Saved data entries
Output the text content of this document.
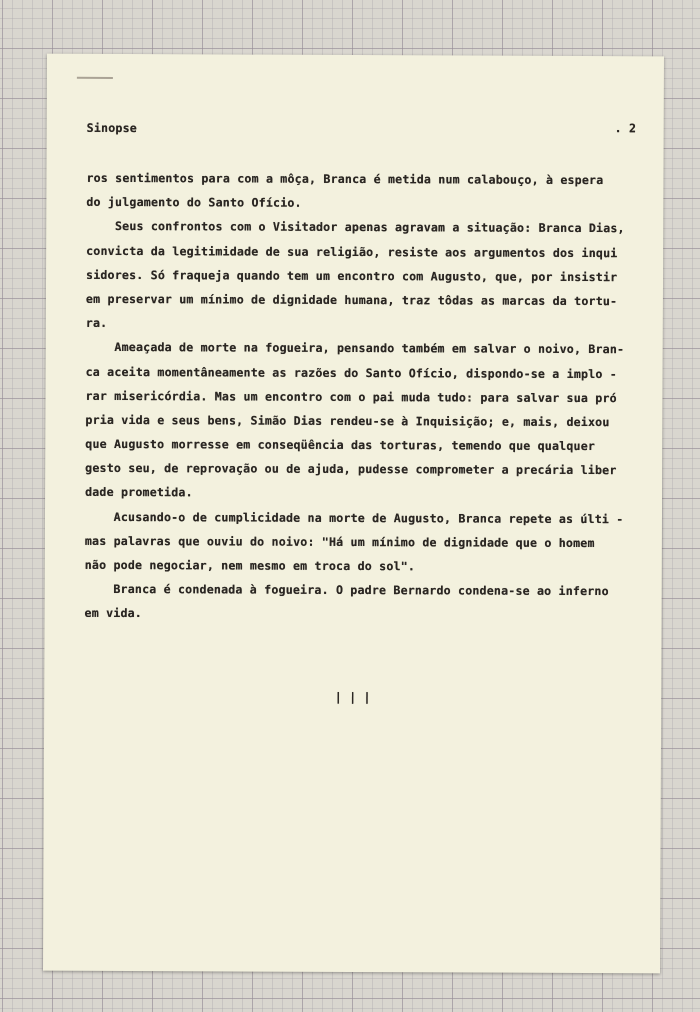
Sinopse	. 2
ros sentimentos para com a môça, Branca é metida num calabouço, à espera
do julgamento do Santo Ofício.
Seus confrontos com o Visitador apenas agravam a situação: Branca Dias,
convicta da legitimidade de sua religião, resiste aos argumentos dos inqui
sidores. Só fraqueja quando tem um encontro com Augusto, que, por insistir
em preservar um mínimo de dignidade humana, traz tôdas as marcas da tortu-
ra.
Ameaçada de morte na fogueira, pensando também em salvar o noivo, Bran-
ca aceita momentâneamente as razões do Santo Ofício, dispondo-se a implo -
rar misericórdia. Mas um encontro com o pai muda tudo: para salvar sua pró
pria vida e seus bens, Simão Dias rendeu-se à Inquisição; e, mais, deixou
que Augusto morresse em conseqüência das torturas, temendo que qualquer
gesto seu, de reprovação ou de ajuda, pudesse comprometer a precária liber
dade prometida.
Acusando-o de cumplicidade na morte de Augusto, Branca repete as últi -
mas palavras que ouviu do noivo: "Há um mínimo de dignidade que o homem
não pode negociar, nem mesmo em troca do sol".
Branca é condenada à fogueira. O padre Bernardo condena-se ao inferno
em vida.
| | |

__Exercise aim__
Repeat all of the records verbatim, leaving out the pictures.

__Right answer__
Output the text content of this document.
Sinopse	. 2
ros sentimentos para com a môça, Branca é metida num calabouço, à espera
do julgamento do Santo Ofício.
Seus confrontos com o Visitador apenas agravam a situação: Branca Dias,
convicta da legitimidade de sua religião, resiste aos argumentos dos inqui
sidores. Só fraqueja quando tem um encontro com Augusto, que, por insistir
em preservar um mínimo de dignidade humana, traz tôdas as marcas da tortu-
ra.
Ameaçada de morte na fogueira, pensando também em salvar o noivo, Bran-
ca aceita momentâneamente as razões do Santo Ofício, dispondo-se a implo -
rar misericórdia. Mas um encontro com o pai muda tudo: para salvar sua pró
pria vida e seus bens, Simão Dias rendeu-se à Inquisição; e, mais, deixou
que Augusto morresse em conseqüência das torturas, temendo que qualquer
gesto seu, de reprovação ou de ajuda, pudesse comprometer a precária liber
dade prometida.
Acusando-o de cumplicidade na morte de Augusto, Branca repete as últi -
mas palavras que ouviu do noivo: "Há um mínimo de dignidade que o homem
não pode negociar, nem mesmo em troca do sol".
Branca é condenada à fogueira. O padre Bernardo condena-se ao inferno
em vida.
| | |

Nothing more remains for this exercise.